### WHAT YOU ARE ASKED TO DO
Working from the line that contains "Output the text content of this document." down to the last line below, repeat each line exactly.

### INPUT
___
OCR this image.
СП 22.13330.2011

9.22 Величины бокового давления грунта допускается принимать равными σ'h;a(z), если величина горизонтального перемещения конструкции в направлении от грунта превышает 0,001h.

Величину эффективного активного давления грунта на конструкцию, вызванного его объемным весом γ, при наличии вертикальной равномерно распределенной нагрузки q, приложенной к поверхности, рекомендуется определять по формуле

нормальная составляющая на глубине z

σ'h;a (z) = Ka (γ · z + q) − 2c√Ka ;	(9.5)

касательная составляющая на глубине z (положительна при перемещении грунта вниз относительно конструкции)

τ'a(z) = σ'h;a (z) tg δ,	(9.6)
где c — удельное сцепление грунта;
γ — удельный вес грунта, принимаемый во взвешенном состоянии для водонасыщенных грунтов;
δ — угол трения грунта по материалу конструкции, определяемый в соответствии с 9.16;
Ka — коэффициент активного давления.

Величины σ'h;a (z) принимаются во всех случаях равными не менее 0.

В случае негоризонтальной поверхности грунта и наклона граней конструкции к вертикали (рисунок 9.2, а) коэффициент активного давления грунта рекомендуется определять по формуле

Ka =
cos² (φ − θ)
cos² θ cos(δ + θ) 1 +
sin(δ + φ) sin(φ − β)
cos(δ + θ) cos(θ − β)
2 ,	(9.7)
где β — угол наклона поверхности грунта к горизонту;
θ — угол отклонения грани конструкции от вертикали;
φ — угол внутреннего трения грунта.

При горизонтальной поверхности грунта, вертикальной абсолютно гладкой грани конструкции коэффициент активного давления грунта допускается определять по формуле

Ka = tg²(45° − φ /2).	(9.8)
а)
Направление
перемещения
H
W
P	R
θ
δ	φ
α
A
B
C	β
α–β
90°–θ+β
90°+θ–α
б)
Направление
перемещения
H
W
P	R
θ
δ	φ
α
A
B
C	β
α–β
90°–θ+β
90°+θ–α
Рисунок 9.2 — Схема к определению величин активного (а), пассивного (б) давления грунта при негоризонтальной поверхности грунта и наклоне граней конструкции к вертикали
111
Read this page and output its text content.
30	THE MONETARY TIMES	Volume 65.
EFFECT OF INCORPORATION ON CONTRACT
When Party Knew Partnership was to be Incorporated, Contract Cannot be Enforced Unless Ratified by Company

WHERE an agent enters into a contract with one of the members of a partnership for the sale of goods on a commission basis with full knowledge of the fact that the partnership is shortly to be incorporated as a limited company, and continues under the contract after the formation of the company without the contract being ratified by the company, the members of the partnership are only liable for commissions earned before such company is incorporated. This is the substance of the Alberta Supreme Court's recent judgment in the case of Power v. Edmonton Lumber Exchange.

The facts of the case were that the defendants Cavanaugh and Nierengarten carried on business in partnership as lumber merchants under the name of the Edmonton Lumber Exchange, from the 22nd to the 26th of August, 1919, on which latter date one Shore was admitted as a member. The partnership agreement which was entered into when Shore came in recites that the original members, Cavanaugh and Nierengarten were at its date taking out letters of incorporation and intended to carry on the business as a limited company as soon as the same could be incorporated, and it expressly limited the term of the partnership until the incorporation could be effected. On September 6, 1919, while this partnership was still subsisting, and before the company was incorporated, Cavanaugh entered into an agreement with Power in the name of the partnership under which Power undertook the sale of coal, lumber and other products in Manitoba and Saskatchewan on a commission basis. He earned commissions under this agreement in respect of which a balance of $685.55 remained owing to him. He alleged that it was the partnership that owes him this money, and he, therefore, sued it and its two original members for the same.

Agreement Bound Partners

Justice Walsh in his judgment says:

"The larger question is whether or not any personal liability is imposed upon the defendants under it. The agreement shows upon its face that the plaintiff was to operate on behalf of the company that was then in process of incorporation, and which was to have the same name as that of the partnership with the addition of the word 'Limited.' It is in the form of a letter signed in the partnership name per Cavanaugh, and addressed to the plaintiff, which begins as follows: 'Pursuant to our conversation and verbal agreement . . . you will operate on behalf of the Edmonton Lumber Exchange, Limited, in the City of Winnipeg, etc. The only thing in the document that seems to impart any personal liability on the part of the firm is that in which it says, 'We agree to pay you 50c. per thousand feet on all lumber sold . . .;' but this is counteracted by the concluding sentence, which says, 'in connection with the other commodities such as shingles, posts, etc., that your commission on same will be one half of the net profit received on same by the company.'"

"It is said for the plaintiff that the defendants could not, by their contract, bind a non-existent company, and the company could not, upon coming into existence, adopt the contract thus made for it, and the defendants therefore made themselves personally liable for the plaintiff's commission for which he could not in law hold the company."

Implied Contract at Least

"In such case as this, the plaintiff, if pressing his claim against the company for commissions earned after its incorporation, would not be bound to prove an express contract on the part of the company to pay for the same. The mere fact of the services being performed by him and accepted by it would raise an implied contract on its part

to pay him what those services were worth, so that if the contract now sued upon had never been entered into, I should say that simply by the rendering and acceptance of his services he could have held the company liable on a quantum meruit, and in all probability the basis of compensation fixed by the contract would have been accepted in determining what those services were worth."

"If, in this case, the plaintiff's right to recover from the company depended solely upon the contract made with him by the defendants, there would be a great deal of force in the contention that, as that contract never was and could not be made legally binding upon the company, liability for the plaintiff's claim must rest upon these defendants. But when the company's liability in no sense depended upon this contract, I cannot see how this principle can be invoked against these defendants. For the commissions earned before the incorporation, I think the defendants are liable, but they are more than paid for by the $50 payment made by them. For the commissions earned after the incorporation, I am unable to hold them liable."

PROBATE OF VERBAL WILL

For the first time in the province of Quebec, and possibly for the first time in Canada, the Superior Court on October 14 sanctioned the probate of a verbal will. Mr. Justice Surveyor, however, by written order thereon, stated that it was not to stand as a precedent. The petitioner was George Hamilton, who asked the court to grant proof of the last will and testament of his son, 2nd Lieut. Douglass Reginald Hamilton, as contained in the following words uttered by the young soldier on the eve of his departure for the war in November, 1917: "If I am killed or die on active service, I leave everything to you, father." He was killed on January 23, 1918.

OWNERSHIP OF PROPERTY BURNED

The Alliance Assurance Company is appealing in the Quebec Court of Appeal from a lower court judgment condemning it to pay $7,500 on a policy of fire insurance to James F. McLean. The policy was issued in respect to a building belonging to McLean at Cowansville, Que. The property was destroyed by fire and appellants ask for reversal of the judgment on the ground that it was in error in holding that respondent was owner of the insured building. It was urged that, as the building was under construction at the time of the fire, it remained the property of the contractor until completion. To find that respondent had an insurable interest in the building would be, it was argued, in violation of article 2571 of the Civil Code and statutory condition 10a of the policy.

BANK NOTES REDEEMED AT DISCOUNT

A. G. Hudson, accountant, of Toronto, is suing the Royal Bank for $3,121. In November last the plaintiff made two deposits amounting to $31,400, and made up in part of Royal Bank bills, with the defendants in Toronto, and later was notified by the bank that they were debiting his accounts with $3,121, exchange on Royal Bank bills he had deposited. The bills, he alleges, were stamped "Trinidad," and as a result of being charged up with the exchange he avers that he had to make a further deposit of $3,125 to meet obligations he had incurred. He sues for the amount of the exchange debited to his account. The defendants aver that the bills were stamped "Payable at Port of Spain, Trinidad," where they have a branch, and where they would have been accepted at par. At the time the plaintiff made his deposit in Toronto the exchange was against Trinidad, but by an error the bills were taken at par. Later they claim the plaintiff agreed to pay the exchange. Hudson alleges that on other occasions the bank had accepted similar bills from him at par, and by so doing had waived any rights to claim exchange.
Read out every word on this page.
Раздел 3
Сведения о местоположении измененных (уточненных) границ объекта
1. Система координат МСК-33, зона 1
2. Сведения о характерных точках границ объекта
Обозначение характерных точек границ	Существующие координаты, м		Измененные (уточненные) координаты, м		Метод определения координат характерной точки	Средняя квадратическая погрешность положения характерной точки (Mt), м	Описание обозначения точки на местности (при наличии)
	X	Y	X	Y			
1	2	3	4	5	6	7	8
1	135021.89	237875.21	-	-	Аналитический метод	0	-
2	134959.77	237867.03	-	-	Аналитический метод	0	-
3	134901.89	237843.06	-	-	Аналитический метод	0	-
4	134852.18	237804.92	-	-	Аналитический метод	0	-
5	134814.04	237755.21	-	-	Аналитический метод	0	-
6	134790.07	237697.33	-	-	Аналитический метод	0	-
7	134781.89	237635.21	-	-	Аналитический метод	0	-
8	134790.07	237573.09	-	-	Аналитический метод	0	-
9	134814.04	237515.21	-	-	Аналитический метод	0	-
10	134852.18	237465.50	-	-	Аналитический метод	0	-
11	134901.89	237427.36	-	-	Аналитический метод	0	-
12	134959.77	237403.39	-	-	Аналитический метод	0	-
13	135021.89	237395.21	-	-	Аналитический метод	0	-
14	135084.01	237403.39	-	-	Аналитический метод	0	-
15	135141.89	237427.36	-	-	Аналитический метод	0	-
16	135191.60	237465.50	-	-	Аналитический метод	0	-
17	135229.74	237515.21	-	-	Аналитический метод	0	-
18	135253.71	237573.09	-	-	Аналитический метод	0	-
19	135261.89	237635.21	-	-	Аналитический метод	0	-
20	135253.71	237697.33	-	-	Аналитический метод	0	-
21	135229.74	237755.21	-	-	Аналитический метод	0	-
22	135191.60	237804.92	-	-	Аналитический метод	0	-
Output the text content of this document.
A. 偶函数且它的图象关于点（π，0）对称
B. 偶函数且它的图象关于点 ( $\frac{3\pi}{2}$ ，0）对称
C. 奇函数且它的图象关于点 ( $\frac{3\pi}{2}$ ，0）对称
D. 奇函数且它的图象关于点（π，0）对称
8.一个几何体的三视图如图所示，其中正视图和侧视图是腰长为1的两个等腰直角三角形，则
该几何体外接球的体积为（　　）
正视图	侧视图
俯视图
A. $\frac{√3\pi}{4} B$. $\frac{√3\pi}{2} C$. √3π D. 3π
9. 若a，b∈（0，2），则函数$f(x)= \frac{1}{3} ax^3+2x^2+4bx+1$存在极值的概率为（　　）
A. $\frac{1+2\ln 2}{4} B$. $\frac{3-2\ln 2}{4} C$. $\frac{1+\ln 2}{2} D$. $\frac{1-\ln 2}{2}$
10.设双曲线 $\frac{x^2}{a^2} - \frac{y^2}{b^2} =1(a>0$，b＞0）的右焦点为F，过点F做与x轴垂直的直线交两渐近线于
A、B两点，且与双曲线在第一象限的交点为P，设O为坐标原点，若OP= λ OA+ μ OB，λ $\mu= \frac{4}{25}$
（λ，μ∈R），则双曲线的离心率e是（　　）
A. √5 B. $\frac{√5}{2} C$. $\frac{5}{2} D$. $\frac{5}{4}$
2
___
### TASK RESULT
Output the text content of this document.
A. 偶函数且它的图象关于点（π，0）对称
B. 偶函数且它的图象关于点 ( $\frac{3\pi}{2}$ ，0）对称
C. 奇函数且它的图象关于点 ( $\frac{3\pi}{2}$ ，0）对称
D. 奇函数且它的图象关于点（π，0）对称
8.一个几何体的三视图如图所示，其中正视图和侧视图是腰长为1的两个等腰直角三角形，则
该几何体外接球的体积为（　　）
正视图	侧视图
俯视图
A. $\frac{√3\pi}{4} B$. $\frac{√3\pi}{2} C$. √3π D. 3π
9. 若a，b∈（0，2），则函数$f(x)= \frac{1}{3} ax^3+2x^2+4bx+1$存在极值的概率为（　　）
A. $\frac{1+2\ln 2}{4} B$. $\frac{3-2\ln 2}{4} C$. $\frac{1+\ln 2}{2} D$. $\frac{1-\ln 2}{2}$
10.设双曲线 $\frac{x^2}{a^2} - \frac{y^2}{b^2} =1(a>0$，b＞0）的右焦点为F，过点F做与x轴垂直的直线交两渐近线于
A、B两点，且与双曲线在第一象限的交点为P，设O为坐标原点，若OP= λ OA+ μ OB，λ $\mu= \frac{4}{25}$
（λ，μ∈R），则双曲线的离心率e是（　　）
A. √5 B. $\frac{√5}{2} C$. $\frac{5}{2} D$. $\frac{5}{4}$
2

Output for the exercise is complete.